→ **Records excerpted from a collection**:
....................

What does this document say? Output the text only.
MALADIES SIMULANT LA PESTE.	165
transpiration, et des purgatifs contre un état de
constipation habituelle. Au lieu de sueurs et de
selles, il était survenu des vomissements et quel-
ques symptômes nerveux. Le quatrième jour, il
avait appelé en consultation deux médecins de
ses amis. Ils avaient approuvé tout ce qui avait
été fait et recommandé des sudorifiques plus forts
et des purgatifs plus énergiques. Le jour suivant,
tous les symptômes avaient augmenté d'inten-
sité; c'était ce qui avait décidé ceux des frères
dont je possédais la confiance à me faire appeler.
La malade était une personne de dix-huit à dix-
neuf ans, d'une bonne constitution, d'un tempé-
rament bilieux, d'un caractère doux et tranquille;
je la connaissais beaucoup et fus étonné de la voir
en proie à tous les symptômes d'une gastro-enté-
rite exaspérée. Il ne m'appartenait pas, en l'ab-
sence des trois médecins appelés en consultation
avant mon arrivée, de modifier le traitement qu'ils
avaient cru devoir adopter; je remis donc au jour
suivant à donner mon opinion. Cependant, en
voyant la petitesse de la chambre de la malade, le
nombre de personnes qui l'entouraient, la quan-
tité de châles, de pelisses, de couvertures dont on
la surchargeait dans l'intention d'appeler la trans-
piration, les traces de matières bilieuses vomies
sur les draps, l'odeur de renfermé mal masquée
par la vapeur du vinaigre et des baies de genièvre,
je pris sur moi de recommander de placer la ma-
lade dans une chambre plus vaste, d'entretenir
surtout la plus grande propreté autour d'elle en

....................

→ **REQUIREMENTS**:
All of the records must be repeated exactly.

→ **OUTPUT FOR THIS EXERCISE**:
What does this document say? Output the text only.
MALADIES SIMULANT LA PESTE.	165
transpiration, et des purgatifs contre un état de
constipation habituelle. Au lieu de sueurs et de
selles, il était survenu des vomissements et quel-
ques symptômes nerveux. Le quatrième jour, il
avait appelé en consultation deux médecins de
ses amis. Ils avaient approuvé tout ce qui avait
été fait et recommandé des sudorifiques plus forts
et des purgatifs plus énergiques. Le jour suivant,
tous les symptômes avaient augmenté d'inten-
sité; c'était ce qui avait décidé ceux des frères
dont je possédais la confiance à me faire appeler.
La malade était une personne de dix-huit à dix-
neuf ans, d'une bonne constitution, d'un tempé-
rament bilieux, d'un caractère doux et tranquille;
je la connaissais beaucoup et fus étonné de la voir
en proie à tous les symptômes d'une gastro-enté-
rite exaspérée. Il ne m'appartenait pas, en l'ab-
sence des trois médecins appelés en consultation
avant mon arrivée, de modifier le traitement qu'ils
avaient cru devoir adopter; je remis donc au jour
suivant à donner mon opinion. Cependant, en
voyant la petitesse de la chambre de la malade, le
nombre de personnes qui l'entouraient, la quan-
tité de châles, de pelisses, de couvertures dont on
la surchargeait dans l'intention d'appeler la trans-
piration, les traces de matières bilieuses vomies
sur les draps, l'odeur de renfermé mal masquée
par la vapeur du vinaigre et des baies de genièvre,
je pris sur moi de recommander de placer la ma-
lade dans une chambre plus vaste, d'entretenir
surtout la plus grande propreté autour d'elle en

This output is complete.